### Requirement
Count every line that holds the string "title", and report the number alone.

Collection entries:
-------------------------

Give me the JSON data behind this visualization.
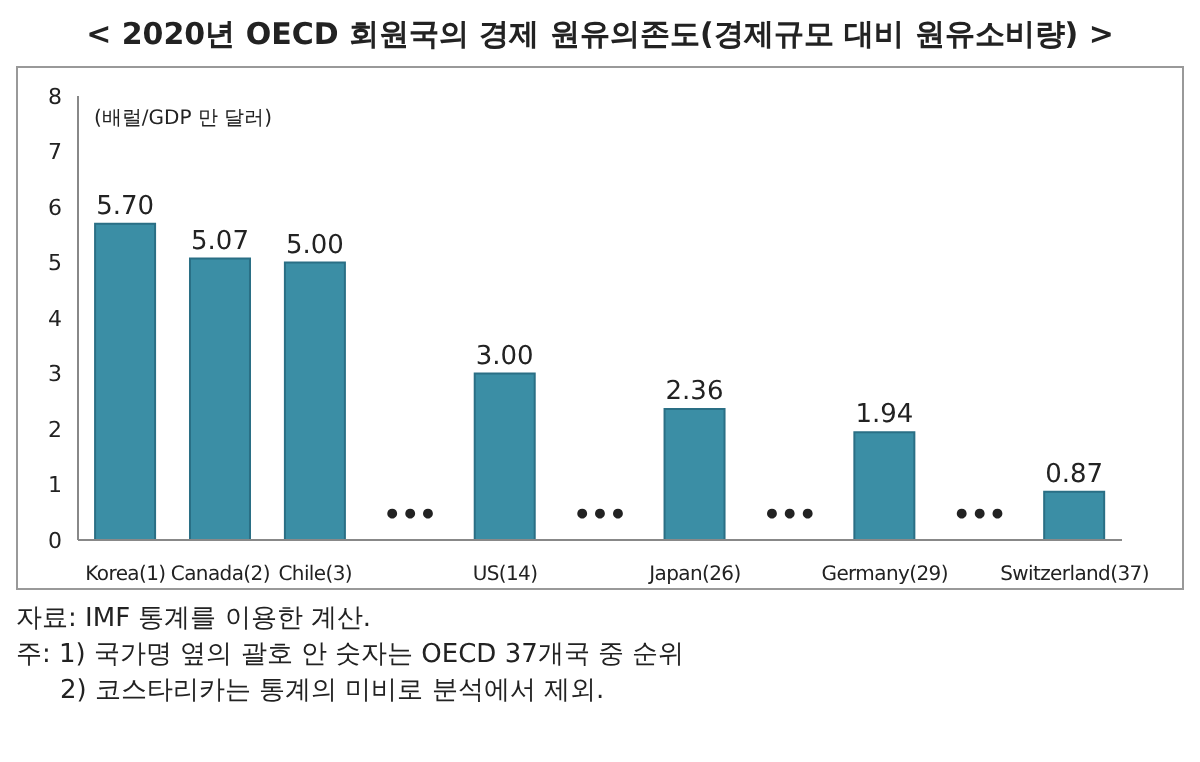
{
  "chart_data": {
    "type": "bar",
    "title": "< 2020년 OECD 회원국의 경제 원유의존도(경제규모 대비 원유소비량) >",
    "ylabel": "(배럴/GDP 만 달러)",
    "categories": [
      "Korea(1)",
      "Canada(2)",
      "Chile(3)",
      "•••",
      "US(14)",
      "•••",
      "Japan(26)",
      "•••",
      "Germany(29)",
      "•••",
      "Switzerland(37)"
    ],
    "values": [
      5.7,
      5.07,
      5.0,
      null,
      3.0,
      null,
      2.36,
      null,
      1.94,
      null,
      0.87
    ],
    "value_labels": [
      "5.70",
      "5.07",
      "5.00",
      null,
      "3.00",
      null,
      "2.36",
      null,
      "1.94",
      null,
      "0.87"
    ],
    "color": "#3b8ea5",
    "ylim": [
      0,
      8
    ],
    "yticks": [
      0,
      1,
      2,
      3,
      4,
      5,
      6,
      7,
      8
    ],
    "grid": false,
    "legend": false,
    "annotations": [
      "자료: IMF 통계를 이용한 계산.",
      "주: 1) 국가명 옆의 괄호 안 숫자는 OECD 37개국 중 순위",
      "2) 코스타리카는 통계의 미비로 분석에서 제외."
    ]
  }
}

-------------------------

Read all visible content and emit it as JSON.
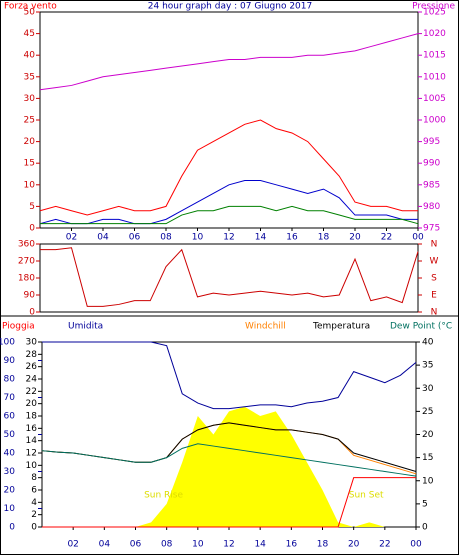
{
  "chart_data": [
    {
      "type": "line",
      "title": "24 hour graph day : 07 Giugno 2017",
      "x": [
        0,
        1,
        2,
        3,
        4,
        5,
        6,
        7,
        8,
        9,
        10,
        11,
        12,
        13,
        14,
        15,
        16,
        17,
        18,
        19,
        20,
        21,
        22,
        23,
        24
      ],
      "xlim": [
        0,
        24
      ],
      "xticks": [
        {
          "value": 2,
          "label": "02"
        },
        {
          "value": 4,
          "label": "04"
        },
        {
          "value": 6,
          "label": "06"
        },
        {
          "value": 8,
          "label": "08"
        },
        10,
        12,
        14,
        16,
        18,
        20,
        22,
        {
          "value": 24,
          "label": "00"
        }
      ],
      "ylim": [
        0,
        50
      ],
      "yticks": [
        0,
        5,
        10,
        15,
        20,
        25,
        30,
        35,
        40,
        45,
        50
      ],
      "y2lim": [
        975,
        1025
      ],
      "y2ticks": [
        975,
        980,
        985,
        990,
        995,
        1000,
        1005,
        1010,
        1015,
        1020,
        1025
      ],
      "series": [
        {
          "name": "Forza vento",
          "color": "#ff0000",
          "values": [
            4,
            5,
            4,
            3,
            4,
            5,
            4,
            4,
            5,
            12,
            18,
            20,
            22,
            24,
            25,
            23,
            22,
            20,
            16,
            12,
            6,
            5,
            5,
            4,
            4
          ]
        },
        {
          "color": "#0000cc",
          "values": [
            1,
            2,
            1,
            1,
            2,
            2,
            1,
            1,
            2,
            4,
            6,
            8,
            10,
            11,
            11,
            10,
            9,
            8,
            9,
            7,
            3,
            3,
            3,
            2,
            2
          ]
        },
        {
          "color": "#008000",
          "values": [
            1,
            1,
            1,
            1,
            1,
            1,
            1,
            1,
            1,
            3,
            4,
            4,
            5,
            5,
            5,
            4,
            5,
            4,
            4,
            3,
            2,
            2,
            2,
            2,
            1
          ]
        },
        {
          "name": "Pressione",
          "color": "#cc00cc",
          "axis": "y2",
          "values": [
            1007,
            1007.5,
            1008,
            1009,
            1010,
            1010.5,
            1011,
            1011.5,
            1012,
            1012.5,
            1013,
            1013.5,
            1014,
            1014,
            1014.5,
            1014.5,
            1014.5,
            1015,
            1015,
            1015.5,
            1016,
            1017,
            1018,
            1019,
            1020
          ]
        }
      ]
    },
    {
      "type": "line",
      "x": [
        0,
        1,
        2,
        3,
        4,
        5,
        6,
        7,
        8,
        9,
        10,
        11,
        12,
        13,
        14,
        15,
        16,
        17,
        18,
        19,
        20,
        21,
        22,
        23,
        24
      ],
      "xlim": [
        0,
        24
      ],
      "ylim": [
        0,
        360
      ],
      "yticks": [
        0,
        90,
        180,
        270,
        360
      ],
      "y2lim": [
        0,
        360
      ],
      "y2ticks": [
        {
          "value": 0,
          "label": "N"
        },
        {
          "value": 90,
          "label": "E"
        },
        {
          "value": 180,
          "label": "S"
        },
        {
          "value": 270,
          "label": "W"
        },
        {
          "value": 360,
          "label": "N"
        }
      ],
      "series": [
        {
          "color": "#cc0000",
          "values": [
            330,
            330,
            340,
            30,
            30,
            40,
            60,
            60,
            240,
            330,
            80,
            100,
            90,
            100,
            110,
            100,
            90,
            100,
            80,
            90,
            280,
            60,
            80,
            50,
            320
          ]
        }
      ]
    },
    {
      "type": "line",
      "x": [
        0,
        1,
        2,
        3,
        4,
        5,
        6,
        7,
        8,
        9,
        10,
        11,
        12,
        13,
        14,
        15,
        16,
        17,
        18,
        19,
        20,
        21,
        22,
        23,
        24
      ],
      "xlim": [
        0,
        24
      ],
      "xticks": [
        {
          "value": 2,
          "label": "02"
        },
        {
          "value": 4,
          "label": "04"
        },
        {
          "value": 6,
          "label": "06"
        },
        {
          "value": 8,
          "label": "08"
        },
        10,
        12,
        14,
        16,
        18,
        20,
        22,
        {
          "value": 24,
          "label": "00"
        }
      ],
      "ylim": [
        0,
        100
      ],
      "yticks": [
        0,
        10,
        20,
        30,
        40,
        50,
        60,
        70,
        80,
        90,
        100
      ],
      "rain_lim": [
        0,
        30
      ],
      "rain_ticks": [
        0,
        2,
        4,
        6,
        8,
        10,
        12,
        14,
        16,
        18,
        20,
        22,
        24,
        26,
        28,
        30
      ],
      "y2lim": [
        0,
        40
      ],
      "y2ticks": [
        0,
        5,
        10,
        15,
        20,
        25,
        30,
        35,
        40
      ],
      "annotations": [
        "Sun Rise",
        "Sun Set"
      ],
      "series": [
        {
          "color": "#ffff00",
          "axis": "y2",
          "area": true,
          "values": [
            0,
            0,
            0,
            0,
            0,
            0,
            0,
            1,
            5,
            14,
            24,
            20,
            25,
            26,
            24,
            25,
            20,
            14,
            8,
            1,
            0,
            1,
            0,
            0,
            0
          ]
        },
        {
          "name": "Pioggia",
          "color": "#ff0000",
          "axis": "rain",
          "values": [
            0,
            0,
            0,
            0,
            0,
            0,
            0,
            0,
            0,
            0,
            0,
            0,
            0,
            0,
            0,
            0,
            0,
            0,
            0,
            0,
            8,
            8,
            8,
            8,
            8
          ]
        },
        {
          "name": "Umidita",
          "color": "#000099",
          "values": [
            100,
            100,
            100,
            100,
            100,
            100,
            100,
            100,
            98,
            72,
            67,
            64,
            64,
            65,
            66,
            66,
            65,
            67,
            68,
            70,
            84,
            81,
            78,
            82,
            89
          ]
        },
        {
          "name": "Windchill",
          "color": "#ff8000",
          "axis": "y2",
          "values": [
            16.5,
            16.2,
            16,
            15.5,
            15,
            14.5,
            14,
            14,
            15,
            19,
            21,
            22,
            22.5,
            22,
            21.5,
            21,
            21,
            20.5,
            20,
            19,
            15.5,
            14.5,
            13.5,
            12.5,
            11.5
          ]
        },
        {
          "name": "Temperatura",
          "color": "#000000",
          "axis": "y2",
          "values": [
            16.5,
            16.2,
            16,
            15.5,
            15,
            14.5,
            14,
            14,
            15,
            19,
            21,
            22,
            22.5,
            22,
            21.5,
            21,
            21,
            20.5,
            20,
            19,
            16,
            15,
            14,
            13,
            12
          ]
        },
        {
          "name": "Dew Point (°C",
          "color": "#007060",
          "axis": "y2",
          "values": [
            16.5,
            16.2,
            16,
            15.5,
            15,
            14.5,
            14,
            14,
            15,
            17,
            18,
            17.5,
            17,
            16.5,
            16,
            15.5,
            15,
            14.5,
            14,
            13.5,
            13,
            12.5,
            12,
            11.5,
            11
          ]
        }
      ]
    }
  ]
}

-------------------------

### The response
2